---------- LISTING ----------

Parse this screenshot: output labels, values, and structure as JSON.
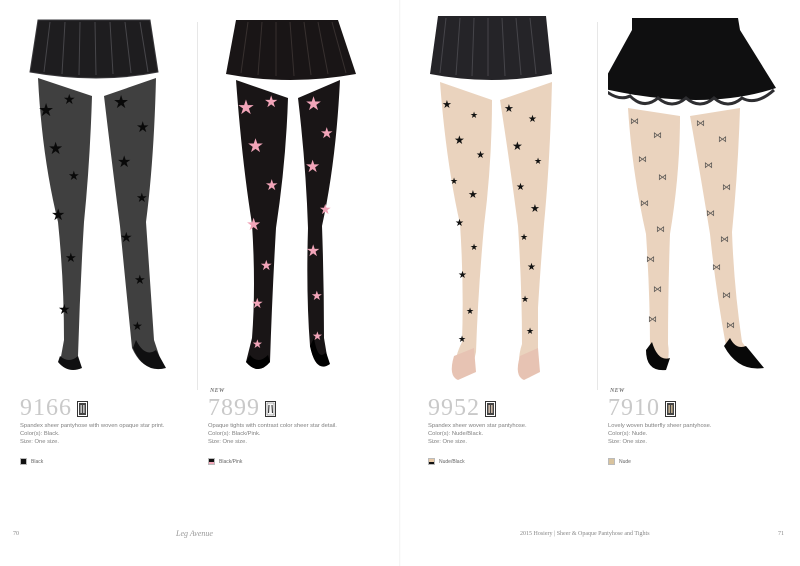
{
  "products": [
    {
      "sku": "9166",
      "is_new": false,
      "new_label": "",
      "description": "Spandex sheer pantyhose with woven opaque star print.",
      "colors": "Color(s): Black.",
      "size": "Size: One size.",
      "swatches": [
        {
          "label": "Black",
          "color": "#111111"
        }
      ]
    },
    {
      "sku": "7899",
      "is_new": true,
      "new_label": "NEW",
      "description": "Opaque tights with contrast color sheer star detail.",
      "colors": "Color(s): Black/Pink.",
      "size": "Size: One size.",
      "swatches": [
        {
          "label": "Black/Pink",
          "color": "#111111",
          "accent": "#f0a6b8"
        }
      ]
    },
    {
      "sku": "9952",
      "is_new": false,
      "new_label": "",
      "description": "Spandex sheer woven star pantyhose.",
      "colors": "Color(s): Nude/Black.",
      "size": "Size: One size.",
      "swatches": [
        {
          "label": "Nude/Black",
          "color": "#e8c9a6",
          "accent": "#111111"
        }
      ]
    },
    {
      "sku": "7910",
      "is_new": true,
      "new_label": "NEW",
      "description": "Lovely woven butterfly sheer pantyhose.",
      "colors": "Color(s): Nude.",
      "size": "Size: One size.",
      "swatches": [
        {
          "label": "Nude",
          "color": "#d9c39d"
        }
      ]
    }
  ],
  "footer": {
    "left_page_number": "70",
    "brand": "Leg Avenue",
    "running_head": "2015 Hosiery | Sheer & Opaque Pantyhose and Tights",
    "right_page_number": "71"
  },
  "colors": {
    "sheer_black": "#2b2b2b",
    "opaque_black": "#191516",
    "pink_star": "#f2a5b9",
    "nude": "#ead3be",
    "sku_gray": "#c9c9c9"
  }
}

----------
---------- LISTING ----------

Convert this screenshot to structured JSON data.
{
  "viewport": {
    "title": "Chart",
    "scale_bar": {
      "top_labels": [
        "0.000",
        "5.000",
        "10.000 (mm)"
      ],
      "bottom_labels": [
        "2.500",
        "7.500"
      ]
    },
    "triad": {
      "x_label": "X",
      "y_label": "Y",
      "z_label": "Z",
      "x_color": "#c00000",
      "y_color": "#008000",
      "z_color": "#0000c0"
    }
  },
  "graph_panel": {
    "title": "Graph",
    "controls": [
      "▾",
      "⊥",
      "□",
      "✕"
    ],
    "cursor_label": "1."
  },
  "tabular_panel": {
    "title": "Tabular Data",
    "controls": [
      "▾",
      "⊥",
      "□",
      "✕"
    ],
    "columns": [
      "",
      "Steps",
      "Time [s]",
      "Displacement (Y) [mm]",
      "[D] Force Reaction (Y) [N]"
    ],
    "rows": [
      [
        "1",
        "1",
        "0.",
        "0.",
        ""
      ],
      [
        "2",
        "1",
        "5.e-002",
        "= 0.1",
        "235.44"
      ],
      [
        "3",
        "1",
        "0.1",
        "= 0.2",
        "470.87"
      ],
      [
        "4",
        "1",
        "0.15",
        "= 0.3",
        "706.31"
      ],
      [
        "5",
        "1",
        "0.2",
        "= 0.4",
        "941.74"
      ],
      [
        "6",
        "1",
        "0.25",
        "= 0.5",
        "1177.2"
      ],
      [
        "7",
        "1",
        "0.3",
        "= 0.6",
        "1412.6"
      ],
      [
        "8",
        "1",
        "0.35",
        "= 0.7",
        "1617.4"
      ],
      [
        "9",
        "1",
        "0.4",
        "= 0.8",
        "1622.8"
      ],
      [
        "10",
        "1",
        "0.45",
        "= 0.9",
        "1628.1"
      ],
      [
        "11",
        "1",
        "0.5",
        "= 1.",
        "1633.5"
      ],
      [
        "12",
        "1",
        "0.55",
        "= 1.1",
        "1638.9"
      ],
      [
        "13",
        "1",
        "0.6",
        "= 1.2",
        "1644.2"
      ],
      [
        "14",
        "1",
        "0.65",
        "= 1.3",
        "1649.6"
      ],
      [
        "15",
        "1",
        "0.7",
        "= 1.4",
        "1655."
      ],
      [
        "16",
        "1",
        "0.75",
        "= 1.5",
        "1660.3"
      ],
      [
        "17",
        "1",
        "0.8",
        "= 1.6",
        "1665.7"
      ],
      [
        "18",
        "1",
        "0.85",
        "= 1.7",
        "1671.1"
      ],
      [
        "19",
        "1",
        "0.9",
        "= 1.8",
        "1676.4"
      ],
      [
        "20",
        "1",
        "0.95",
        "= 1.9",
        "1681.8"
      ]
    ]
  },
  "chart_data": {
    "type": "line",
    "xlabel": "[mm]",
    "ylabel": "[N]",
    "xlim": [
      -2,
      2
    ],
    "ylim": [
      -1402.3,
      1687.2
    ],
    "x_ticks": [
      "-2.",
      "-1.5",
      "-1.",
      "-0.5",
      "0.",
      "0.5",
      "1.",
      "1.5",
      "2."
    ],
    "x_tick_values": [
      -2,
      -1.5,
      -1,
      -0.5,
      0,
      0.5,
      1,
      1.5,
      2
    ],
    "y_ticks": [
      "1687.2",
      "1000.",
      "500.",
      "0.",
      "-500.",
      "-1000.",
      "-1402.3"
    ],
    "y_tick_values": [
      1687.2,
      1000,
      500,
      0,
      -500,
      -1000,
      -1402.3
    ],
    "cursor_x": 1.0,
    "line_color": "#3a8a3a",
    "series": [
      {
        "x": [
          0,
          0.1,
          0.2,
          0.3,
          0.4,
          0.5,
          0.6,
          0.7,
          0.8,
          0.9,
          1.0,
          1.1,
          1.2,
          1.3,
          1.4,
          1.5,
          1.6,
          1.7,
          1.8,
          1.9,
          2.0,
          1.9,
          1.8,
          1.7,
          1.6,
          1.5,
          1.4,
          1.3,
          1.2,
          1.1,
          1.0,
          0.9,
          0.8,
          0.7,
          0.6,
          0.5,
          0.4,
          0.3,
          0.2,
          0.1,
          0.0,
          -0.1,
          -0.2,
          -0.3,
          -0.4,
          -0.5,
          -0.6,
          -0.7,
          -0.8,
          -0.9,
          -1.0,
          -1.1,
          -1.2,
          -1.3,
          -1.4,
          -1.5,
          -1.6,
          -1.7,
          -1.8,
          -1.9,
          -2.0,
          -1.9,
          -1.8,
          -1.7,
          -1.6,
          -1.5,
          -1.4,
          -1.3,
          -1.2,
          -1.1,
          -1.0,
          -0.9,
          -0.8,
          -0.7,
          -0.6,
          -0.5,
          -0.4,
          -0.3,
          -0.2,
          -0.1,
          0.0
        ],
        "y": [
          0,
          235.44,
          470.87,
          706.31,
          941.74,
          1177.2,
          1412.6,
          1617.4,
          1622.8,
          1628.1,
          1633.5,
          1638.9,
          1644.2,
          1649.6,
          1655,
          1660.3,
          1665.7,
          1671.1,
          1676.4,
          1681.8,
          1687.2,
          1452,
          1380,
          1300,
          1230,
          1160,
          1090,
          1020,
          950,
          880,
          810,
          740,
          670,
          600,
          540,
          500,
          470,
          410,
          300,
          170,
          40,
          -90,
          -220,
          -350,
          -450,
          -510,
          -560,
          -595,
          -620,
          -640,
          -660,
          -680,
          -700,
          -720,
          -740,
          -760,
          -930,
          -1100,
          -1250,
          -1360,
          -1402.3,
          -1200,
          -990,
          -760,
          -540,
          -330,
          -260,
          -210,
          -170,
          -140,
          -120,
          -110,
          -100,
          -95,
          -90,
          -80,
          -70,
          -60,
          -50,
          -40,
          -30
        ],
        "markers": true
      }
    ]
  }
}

----------

== WORK REQUIRED ==
Which lines contain "screenshot"? Show each of them.

== ANSWER ==
Parse this screenshot: output labels, values, and structure as JSON.
Convert this screenshot to structured JSON data.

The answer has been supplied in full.